#### EXERCISE TASK
Identify all lines in the listing that include the word "JSON", and copy them out.

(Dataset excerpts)

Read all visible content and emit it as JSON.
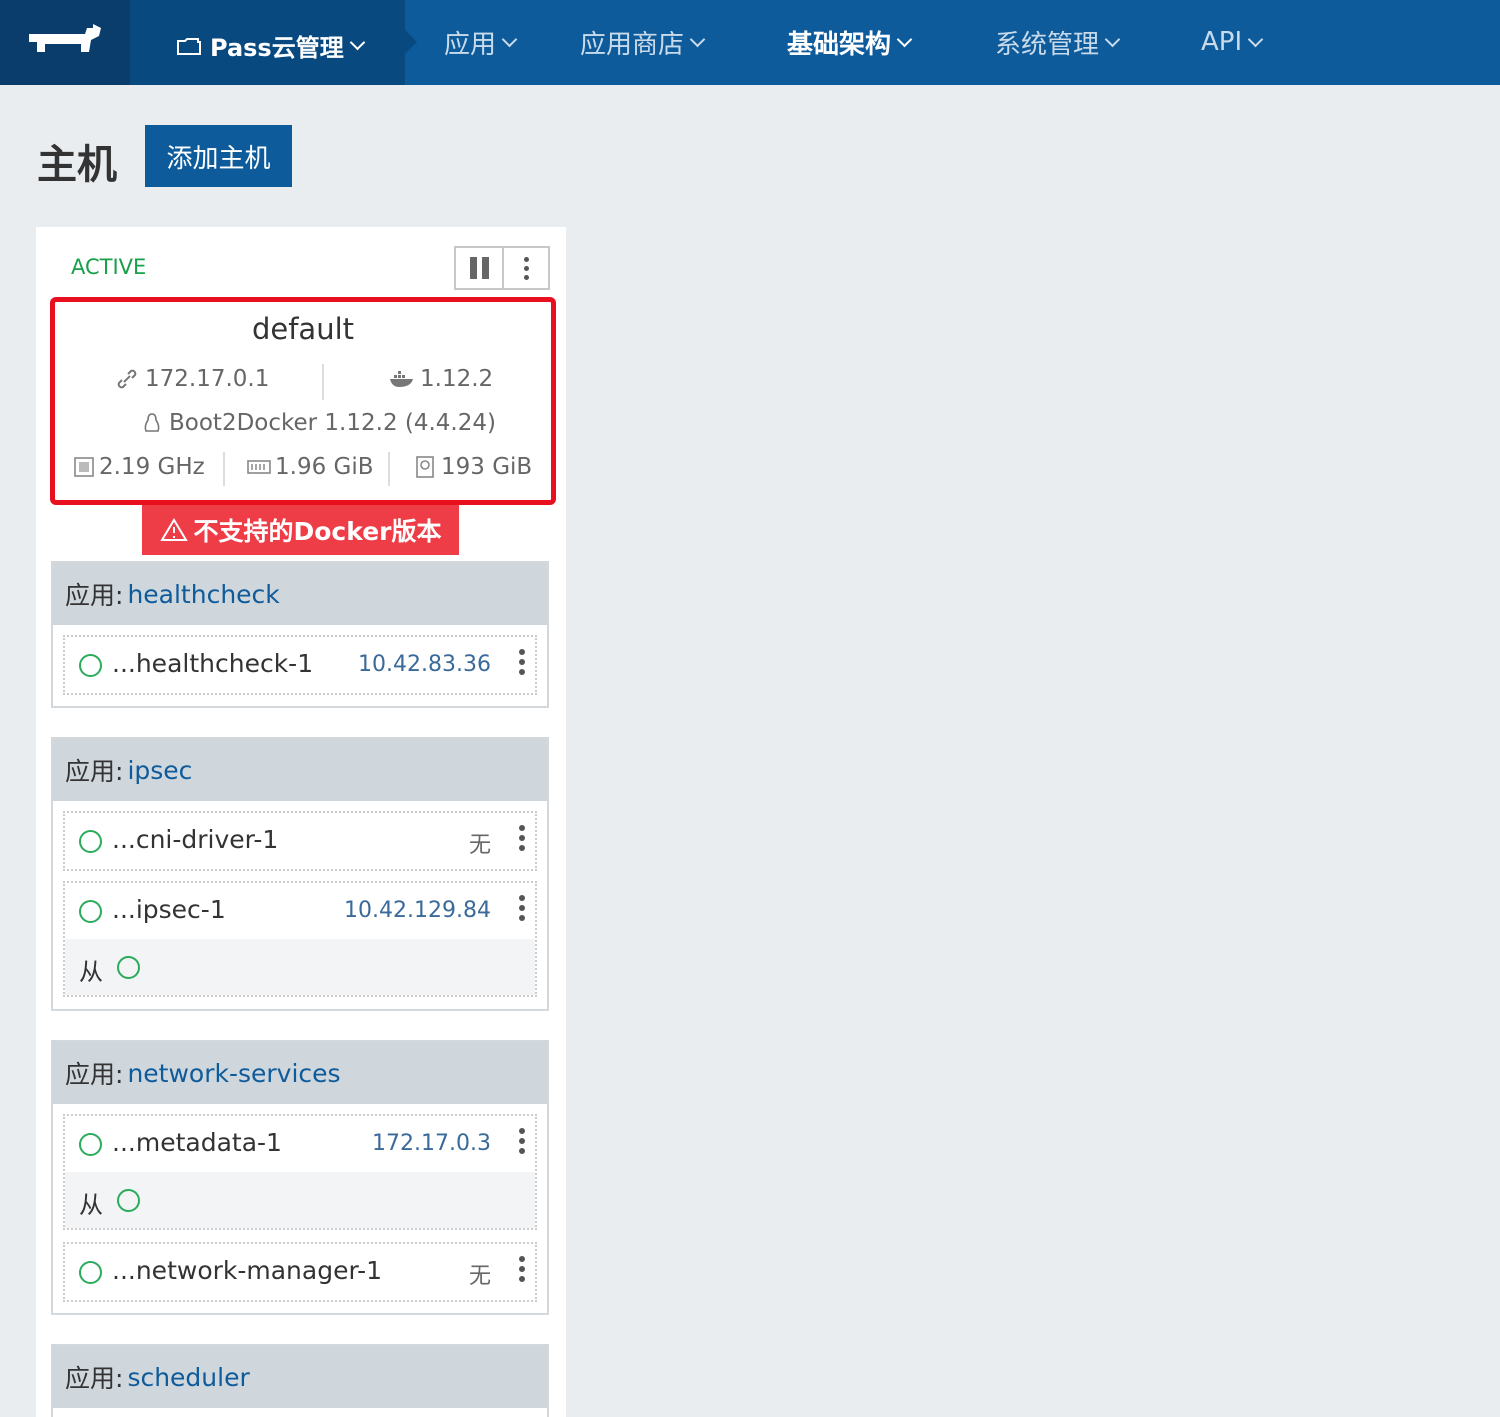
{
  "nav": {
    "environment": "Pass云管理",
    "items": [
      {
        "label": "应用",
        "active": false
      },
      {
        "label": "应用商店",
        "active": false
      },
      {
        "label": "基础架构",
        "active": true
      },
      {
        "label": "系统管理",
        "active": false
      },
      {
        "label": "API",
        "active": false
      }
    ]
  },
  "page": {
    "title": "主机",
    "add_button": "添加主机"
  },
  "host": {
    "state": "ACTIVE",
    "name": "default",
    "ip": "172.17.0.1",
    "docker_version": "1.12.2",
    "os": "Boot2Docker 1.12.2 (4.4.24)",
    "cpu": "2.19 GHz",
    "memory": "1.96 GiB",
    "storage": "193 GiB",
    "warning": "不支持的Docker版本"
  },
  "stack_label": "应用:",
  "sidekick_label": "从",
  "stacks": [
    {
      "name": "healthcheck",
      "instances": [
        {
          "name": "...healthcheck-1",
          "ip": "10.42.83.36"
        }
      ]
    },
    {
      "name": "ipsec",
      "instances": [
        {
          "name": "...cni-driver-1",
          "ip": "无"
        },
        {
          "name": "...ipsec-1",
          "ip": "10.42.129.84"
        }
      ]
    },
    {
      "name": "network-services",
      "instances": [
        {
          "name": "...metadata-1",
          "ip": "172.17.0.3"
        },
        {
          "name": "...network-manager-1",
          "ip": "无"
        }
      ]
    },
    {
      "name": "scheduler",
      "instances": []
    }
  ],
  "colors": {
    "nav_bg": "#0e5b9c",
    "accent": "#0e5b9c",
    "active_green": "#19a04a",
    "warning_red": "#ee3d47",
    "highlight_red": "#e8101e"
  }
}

...

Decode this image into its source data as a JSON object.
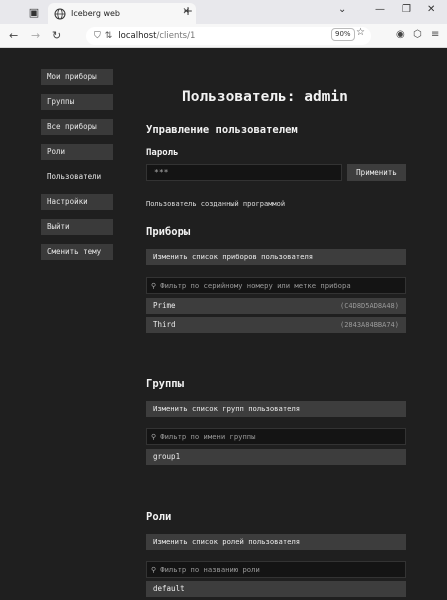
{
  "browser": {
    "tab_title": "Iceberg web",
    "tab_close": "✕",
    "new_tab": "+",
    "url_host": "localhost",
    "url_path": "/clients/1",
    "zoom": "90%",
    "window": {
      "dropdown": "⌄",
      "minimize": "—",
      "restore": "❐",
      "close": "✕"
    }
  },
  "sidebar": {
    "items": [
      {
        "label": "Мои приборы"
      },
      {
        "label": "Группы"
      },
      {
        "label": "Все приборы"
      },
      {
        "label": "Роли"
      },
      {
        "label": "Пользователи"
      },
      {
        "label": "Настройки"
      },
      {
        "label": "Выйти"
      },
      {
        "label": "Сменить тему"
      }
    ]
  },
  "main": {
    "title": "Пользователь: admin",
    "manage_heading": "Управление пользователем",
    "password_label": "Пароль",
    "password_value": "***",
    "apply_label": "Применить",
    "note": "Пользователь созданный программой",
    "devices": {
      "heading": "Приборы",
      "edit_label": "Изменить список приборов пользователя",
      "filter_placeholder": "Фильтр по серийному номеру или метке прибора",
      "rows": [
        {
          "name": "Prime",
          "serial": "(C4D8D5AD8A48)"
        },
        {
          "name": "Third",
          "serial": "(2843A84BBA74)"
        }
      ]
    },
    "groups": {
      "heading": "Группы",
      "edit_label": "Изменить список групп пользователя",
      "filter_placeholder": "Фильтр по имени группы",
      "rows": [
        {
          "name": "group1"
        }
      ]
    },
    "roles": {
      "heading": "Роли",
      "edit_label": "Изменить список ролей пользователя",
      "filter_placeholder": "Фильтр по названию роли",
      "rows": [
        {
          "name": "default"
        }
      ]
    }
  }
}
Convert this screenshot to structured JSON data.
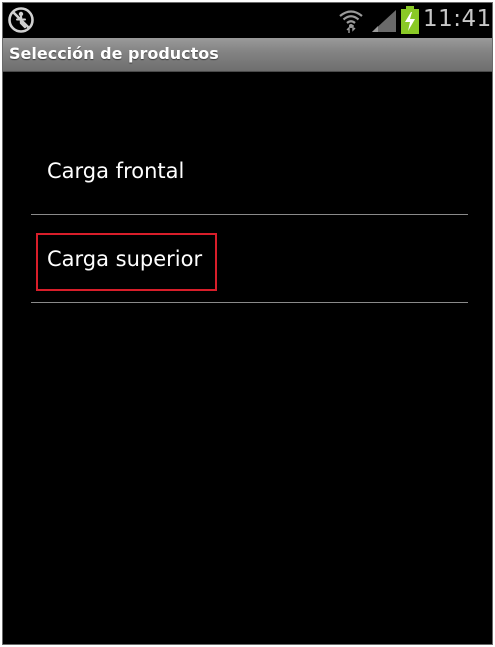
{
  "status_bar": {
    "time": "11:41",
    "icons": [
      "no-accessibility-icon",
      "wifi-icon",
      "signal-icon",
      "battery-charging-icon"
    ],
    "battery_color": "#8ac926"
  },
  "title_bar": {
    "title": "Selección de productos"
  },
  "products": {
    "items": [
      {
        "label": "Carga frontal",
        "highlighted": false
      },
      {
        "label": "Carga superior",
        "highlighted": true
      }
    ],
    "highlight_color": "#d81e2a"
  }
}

#### RESPONSE TO THE TASK
Read all visible content and emit it as JSON.
Decode this image into its source data as a JSON object.
Convert this screenshot to structured JSON data.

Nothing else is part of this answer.